#### Given request
Copy all the data exactly, except the pictures.

--- start ---

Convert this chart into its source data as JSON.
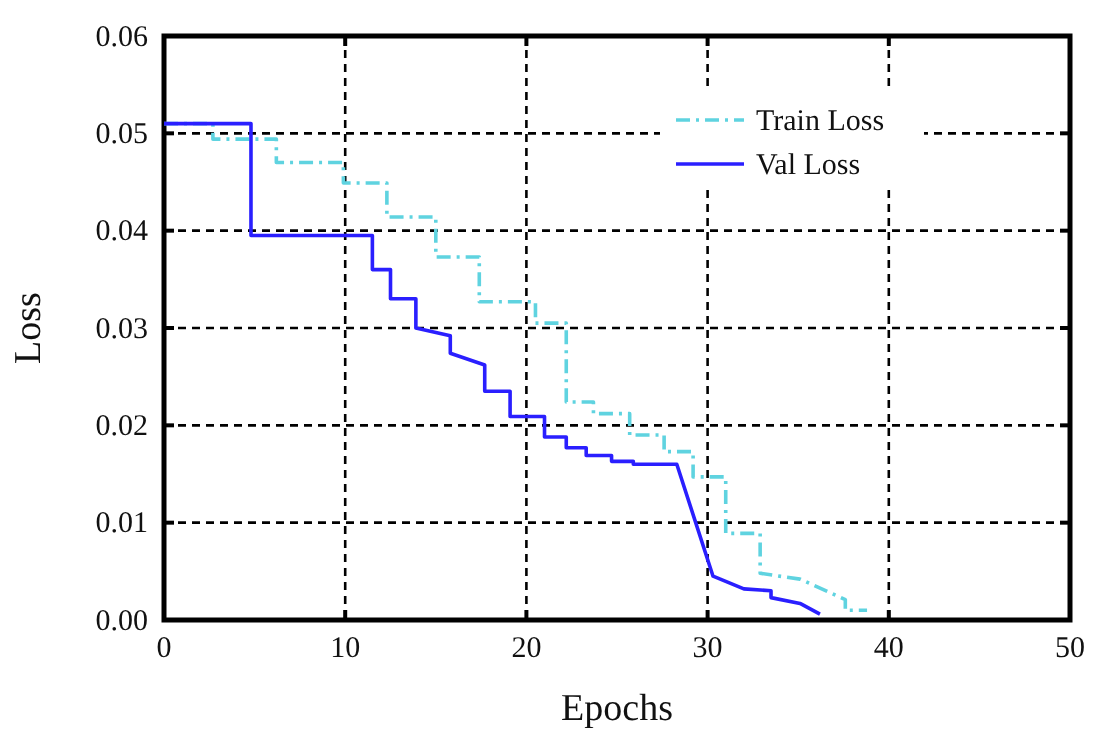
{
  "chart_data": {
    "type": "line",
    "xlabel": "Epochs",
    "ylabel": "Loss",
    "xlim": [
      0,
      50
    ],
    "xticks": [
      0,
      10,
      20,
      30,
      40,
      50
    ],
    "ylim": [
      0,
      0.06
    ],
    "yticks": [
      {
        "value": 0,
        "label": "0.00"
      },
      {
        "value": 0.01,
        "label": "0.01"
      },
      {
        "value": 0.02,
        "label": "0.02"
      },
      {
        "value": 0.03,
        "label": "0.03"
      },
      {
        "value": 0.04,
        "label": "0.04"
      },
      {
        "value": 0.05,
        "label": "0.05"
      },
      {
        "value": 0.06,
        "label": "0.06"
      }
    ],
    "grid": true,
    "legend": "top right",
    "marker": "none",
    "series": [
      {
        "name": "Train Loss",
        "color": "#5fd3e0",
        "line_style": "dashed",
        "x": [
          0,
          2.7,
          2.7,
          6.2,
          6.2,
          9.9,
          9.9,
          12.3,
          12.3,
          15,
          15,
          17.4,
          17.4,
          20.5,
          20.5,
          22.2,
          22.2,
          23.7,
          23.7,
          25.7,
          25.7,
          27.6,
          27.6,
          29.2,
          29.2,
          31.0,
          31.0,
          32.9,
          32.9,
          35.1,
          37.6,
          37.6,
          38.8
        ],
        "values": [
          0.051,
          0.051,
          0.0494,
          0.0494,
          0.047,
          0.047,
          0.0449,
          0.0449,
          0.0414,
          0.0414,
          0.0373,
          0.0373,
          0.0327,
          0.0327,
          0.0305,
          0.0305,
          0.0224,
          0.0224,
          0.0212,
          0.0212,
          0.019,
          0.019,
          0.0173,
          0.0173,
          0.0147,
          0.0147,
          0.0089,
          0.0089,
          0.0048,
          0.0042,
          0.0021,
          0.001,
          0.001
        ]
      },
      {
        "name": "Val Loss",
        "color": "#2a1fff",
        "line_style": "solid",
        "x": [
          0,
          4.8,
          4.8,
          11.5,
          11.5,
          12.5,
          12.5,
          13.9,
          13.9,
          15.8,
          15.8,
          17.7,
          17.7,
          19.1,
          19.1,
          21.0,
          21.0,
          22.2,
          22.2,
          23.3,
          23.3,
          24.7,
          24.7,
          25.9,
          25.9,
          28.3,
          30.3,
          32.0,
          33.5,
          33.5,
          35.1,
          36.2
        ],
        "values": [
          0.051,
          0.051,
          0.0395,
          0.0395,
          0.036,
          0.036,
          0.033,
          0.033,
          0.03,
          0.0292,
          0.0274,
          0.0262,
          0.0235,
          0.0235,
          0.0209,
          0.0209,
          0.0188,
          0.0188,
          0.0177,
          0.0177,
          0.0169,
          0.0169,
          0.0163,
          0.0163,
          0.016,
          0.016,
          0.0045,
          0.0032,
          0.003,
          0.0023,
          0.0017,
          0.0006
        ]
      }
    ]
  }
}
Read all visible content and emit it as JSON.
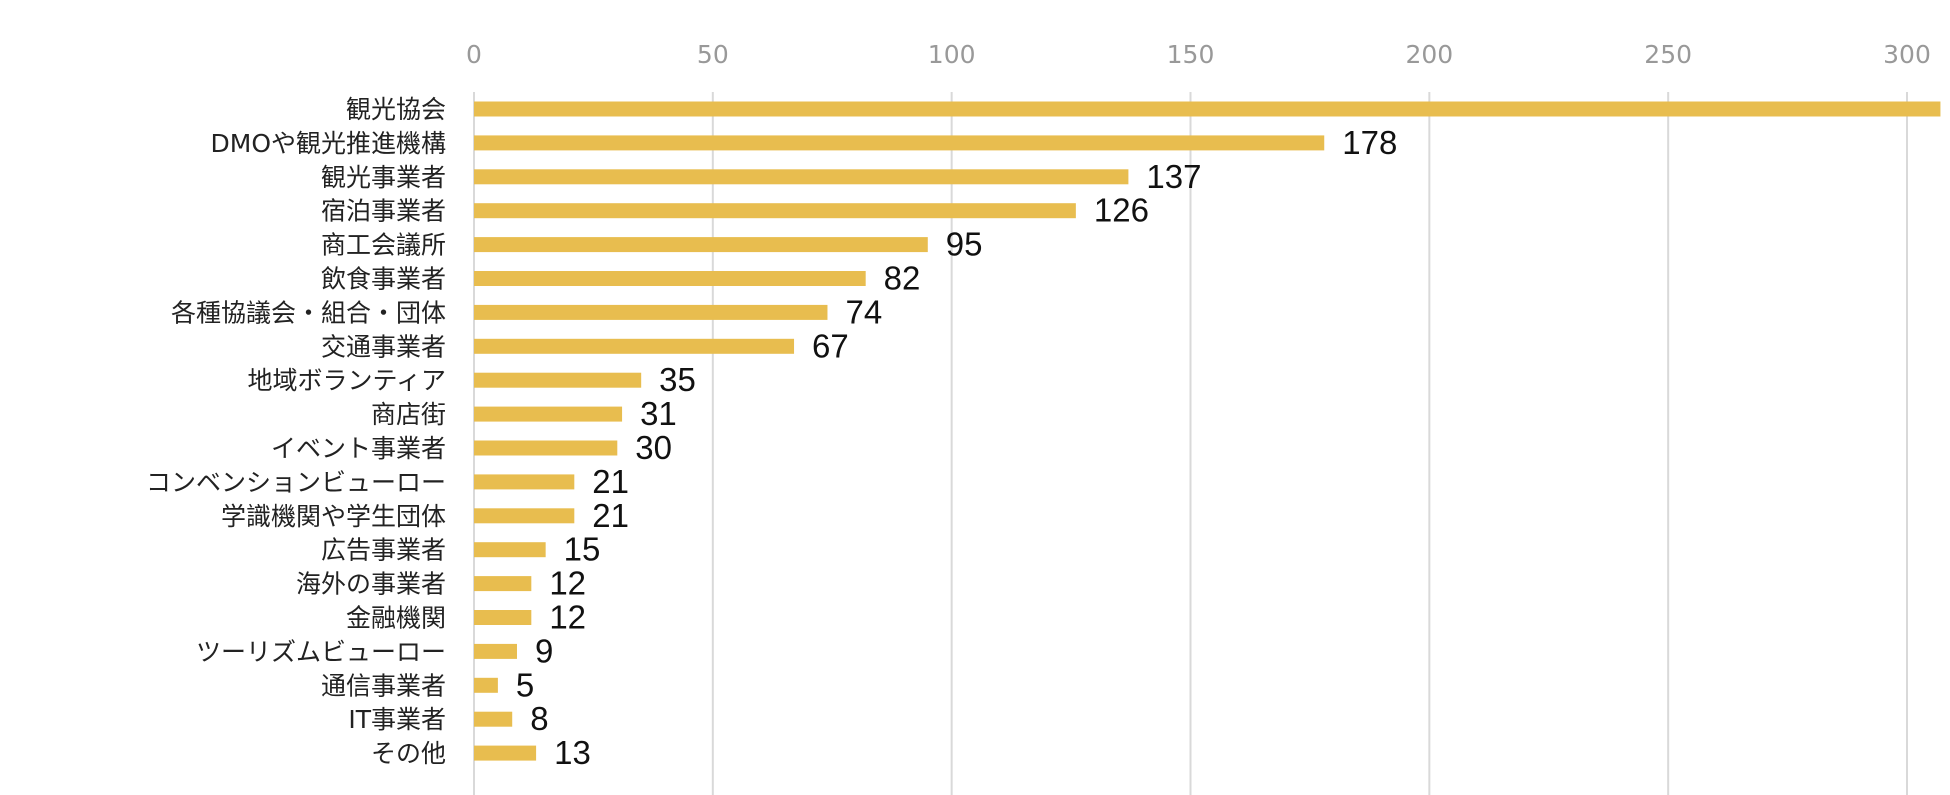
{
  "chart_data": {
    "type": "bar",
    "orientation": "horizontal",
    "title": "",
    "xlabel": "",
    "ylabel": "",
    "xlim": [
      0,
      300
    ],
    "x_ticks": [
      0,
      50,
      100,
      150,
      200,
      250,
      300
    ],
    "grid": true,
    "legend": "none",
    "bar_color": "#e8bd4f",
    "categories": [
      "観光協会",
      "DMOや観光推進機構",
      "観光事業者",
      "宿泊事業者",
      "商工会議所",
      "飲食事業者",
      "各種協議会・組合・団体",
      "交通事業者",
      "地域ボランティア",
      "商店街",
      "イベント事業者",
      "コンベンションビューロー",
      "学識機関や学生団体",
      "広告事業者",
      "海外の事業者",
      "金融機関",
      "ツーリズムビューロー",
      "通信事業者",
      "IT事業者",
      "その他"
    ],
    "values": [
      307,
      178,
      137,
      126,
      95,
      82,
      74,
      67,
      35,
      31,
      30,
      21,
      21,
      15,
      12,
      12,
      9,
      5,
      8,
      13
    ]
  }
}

--- end ---

#### Task response
Convert this chart into its source data as JSON.
{
  "chart_data": {
    "type": "line",
    "xlabel": "Epochs",
    "ylabel": "Loss",
    "xlim": [
      0,
      50
    ],
    "xticks": [
      0,
      10,
      20,
      30,
      40,
      50
    ],
    "ylim": [
      0,
      0.06
    ],
    "yticks": [
      {
        "value": 0,
        "label": "0.00"
      },
      {
        "value": 0.01,
        "label": "0.01"
      },
      {
        "value": 0.02,
        "label": "0.02"
      },
      {
        "value": 0.03,
        "label": "0.03"
      },
      {
        "value": 0.04,
        "label": "0.04"
      },
      {
        "value": 0.05,
        "label": "0.05"
      },
      {
        "value": 0.06,
        "label": "0.06"
      }
    ],
    "grid": true,
    "legend": "top right",
    "marker": "none",
    "series": [
      {
        "name": "Train Loss",
        "color": "#5fd3e0",
        "line_style": "dashed",
        "x": [
          0,
          2.7,
          2.7,
          6.2,
          6.2,
          9.9,
          9.9,
          12.3,
          12.3,
          15,
          15,
          17.4,
          17.4,
          20.5,
          20.5,
          22.2,
          22.2,
          23.7,
          23.7,
          25.7,
          25.7,
          27.6,
          27.6,
          29.2,
          29.2,
          31.0,
          31.0,
          32.9,
          32.9,
          35.1,
          37.6,
          37.6,
          38.8
        ],
        "values": [
          0.051,
          0.051,
          0.0494,
          0.0494,
          0.047,
          0.047,
          0.0449,
          0.0449,
          0.0414,
          0.0414,
          0.0373,
          0.0373,
          0.0327,
          0.0327,
          0.0305,
          0.0305,
          0.0224,
          0.0224,
          0.0212,
          0.0212,
          0.019,
          0.019,
          0.0173,
          0.0173,
          0.0147,
          0.0147,
          0.0089,
          0.0089,
          0.0048,
          0.0042,
          0.0021,
          0.001,
          0.001
        ]
      },
      {
        "name": "Val Loss",
        "color": "#2a1fff",
        "line_style": "solid",
        "x": [
          0,
          4.8,
          4.8,
          11.5,
          11.5,
          12.5,
          12.5,
          13.9,
          13.9,
          15.8,
          15.8,
          17.7,
          17.7,
          19.1,
          19.1,
          21.0,
          21.0,
          22.2,
          22.2,
          23.3,
          23.3,
          24.7,
          24.7,
          25.9,
          25.9,
          28.3,
          30.3,
          32.0,
          33.5,
          33.5,
          35.1,
          36.2
        ],
        "values": [
          0.051,
          0.051,
          0.0395,
          0.0395,
          0.036,
          0.036,
          0.033,
          0.033,
          0.03,
          0.0292,
          0.0274,
          0.0262,
          0.0235,
          0.0235,
          0.0209,
          0.0209,
          0.0188,
          0.0188,
          0.0177,
          0.0177,
          0.0169,
          0.0169,
          0.0163,
          0.0163,
          0.016,
          0.016,
          0.0045,
          0.0032,
          0.003,
          0.0023,
          0.0017,
          0.0006
        ]
      }
    ]
  }
}
Read all visible content and emit it as JSON.
{
  "chart_data": {
    "type": "bar",
    "orientation": "horizontal",
    "title": "",
    "xlabel": "",
    "ylabel": "",
    "xlim": [
      0,
      300
    ],
    "x_ticks": [
      0,
      50,
      100,
      150,
      200,
      250,
      300
    ],
    "grid": true,
    "legend": "none",
    "bar_color": "#e8bd4f",
    "categories": [
      "観光協会",
      "DMOや観光推進機構",
      "観光事業者",
      "宿泊事業者",
      "商工会議所",
      "飲食事業者",
      "各種協議会・組合・団体",
      "交通事業者",
      "地域ボランティア",
      "商店街",
      "イベント事業者",
      "コンベンションビューロー",
      "学識機関や学生団体",
      "広告事業者",
      "海外の事業者",
      "金融機関",
      "ツーリズムビューロー",
      "通信事業者",
      "IT事業者",
      "その他"
    ],
    "values": [
      307,
      178,
      137,
      126,
      95,
      82,
      74,
      67,
      35,
      31,
      30,
      21,
      21,
      15,
      12,
      12,
      9,
      5,
      8,
      13
    ]
  }
}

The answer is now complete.